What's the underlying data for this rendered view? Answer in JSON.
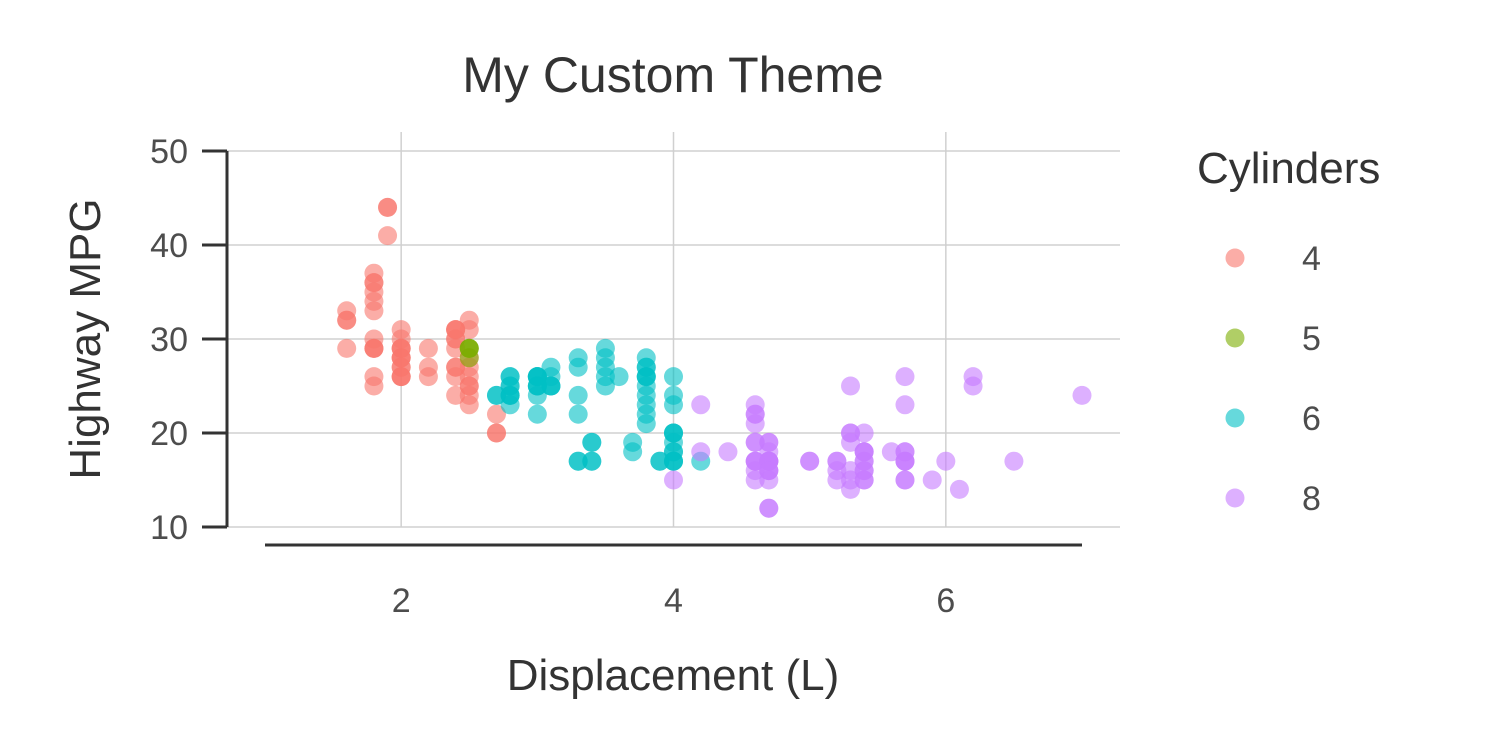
{
  "chart_data": {
    "type": "scatter",
    "title": "My Custom Theme",
    "xlabel": "Displacement (L)",
    "ylabel": "Highway MPG",
    "xlim": [
      1.0,
      7.0
    ],
    "ylim": [
      10,
      50
    ],
    "xticks": [
      2,
      4,
      6
    ],
    "yticks": [
      10,
      20,
      30,
      40,
      50
    ],
    "grid": true,
    "legend": {
      "title": "Cylinders",
      "placement": "right"
    },
    "series": [
      {
        "name": "4",
        "color": "#F8766D",
        "points": [
          [
            1.8,
            29
          ],
          [
            1.8,
            29
          ],
          [
            2.0,
            31
          ],
          [
            2.0,
            30
          ],
          [
            2.0,
            26
          ],
          [
            2.0,
            28
          ],
          [
            2.0,
            27
          ],
          [
            2.0,
            26
          ],
          [
            2.0,
            29
          ],
          [
            2.0,
            28
          ],
          [
            2.4,
            27
          ],
          [
            2.4,
            30
          ],
          [
            2.2,
            26
          ],
          [
            2.2,
            29
          ],
          [
            2.4,
            26
          ],
          [
            2.4,
            27
          ],
          [
            2.5,
            23
          ],
          [
            2.5,
            25
          ],
          [
            2.5,
            26
          ],
          [
            2.5,
            27
          ],
          [
            2.5,
            25
          ],
          [
            2.5,
            24
          ],
          [
            2.5,
            28
          ],
          [
            2.5,
            32
          ],
          [
            2.5,
            31
          ],
          [
            1.8,
            26
          ],
          [
            1.8,
            25
          ],
          [
            1.6,
            32
          ],
          [
            1.6,
            32
          ],
          [
            1.6,
            29
          ],
          [
            1.6,
            33
          ],
          [
            1.8,
            34
          ],
          [
            1.8,
            36
          ],
          [
            1.8,
            36
          ],
          [
            1.8,
            35
          ],
          [
            1.8,
            37
          ],
          [
            1.9,
            44
          ],
          [
            1.9,
            44
          ],
          [
            1.9,
            41
          ],
          [
            1.8,
            33
          ],
          [
            1.8,
            29
          ],
          [
            2.4,
            30
          ],
          [
            2.4,
            31
          ],
          [
            2.4,
            24
          ],
          [
            2.4,
            29
          ],
          [
            2.7,
            20
          ],
          [
            2.7,
            22
          ],
          [
            2.7,
            20
          ],
          [
            2.0,
            29
          ],
          [
            2.0,
            28
          ],
          [
            2.0,
            27
          ],
          [
            2.2,
            27
          ],
          [
            2.4,
            31
          ],
          [
            2.4,
            31
          ],
          [
            1.8,
            30
          ],
          [
            2.0,
            29
          ],
          [
            2.0,
            26
          ]
        ]
      },
      {
        "name": "5",
        "color": "#7CAE00",
        "points": [
          [
            2.5,
            29
          ],
          [
            2.5,
            29
          ],
          [
            2.5,
            28
          ],
          [
            2.5,
            29
          ]
        ]
      },
      {
        "name": "6",
        "color": "#00BFC4",
        "points": [
          [
            2.8,
            26
          ],
          [
            2.8,
            25
          ],
          [
            3.1,
            25
          ],
          [
            3.1,
            27
          ],
          [
            2.8,
            25
          ],
          [
            2.8,
            24
          ],
          [
            3.0,
            26
          ],
          [
            3.0,
            26
          ],
          [
            3.1,
            26
          ],
          [
            3.1,
            25
          ],
          [
            3.8,
            24
          ],
          [
            3.8,
            26
          ],
          [
            3.8,
            28
          ],
          [
            3.8,
            27
          ],
          [
            3.8,
            26
          ],
          [
            3.8,
            25
          ],
          [
            3.5,
            29
          ],
          [
            3.5,
            27
          ],
          [
            3.5,
            26
          ],
          [
            3.3,
            24
          ],
          [
            3.3,
            22
          ],
          [
            3.3,
            27
          ],
          [
            3.3,
            28
          ],
          [
            3.3,
            17
          ],
          [
            3.7,
            19
          ],
          [
            3.7,
            18
          ],
          [
            3.9,
            17
          ],
          [
            3.9,
            17
          ],
          [
            4.0,
            17
          ],
          [
            4.0,
            20
          ],
          [
            4.0,
            19
          ],
          [
            4.0,
            17
          ],
          [
            4.0,
            23
          ],
          [
            4.0,
            24
          ],
          [
            4.0,
            26
          ],
          [
            4.2,
            17
          ],
          [
            3.4,
            17
          ],
          [
            3.4,
            19
          ],
          [
            4.0,
            17
          ],
          [
            4.0,
            18
          ],
          [
            4.0,
            20
          ],
          [
            3.0,
            22
          ],
          [
            3.0,
            24
          ],
          [
            3.5,
            25
          ],
          [
            3.6,
            26
          ],
          [
            2.7,
            24
          ],
          [
            2.7,
            24
          ],
          [
            2.8,
            23
          ],
          [
            2.8,
            24
          ],
          [
            3.0,
            25
          ],
          [
            3.3,
            17
          ],
          [
            3.8,
            23
          ],
          [
            3.8,
            21
          ],
          [
            3.8,
            22
          ],
          [
            3.5,
            28
          ],
          [
            3.0,
            25
          ],
          [
            3.0,
            26
          ],
          [
            3.1,
            25
          ],
          [
            3.4,
            19
          ],
          [
            3.4,
            17
          ],
          [
            2.8,
            26
          ],
          [
            2.8,
            24
          ],
          [
            4.0,
            18
          ],
          [
            4.0,
            20
          ],
          [
            3.8,
            26
          ],
          [
            3.8,
            27
          ],
          [
            3.0,
            26
          ],
          [
            3.0,
            25
          ]
        ]
      },
      {
        "name": "8",
        "color": "#C77CFF",
        "points": [
          [
            5.3,
            20
          ],
          [
            5.3,
            15
          ],
          [
            5.3,
            20
          ],
          [
            5.7,
            17
          ],
          [
            6.0,
            17
          ],
          [
            5.7,
            26
          ],
          [
            5.7,
            23
          ],
          [
            6.2,
            26
          ],
          [
            6.2,
            25
          ],
          [
            7.0,
            24
          ],
          [
            5.3,
            19
          ],
          [
            5.3,
            14
          ],
          [
            5.7,
            15
          ],
          [
            6.5,
            17
          ],
          [
            4.7,
            17
          ],
          [
            4.7,
            17
          ],
          [
            4.7,
            12
          ],
          [
            5.2,
            17
          ],
          [
            5.2,
            17
          ],
          [
            5.7,
            15
          ],
          [
            5.9,
            15
          ],
          [
            4.7,
            16
          ],
          [
            4.7,
            12
          ],
          [
            4.7,
            15
          ],
          [
            4.7,
            16
          ],
          [
            5.7,
            17
          ],
          [
            6.1,
            14
          ],
          [
            4.6,
            17
          ],
          [
            5.4,
            15
          ],
          [
            5.4,
            18
          ],
          [
            4.6,
            19
          ],
          [
            5.4,
            17
          ],
          [
            5.4,
            20
          ],
          [
            5.4,
            15
          ],
          [
            4.2,
            18
          ],
          [
            4.4,
            18
          ],
          [
            4.6,
            23
          ],
          [
            4.6,
            22
          ],
          [
            5.4,
            17
          ],
          [
            5.4,
            16
          ],
          [
            4.6,
            21
          ],
          [
            5.0,
            17
          ],
          [
            4.6,
            22
          ],
          [
            5.4,
            18
          ],
          [
            4.0,
            15
          ],
          [
            4.7,
            17
          ],
          [
            4.7,
            19
          ],
          [
            4.7,
            18
          ],
          [
            5.7,
            17
          ],
          [
            5.7,
            18
          ],
          [
            4.2,
            23
          ],
          [
            4.6,
            16
          ],
          [
            4.6,
            17
          ],
          [
            5.2,
            15
          ],
          [
            5.3,
            16
          ],
          [
            5.4,
            18
          ],
          [
            5.6,
            18
          ],
          [
            4.6,
            15
          ],
          [
            5.2,
            16
          ],
          [
            5.7,
            18
          ],
          [
            4.7,
            19
          ],
          [
            4.6,
            17
          ],
          [
            5.0,
            17
          ],
          [
            5.4,
            16
          ],
          [
            4.7,
            17
          ],
          [
            4.6,
            19
          ],
          [
            5.3,
            25
          ],
          [
            4.7,
            17
          ],
          [
            4.7,
            16
          ]
        ]
      }
    ]
  }
}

_WHAT NEEDS TO BE DONE_
Search the entries for the word "color", then gather every line that has it.

_WRITTEN SOLUTION_
        "color": "#F8766D",
        "color": "#7CAE00",
        "color": "#00BFC4",
        "color": "#C77CFF",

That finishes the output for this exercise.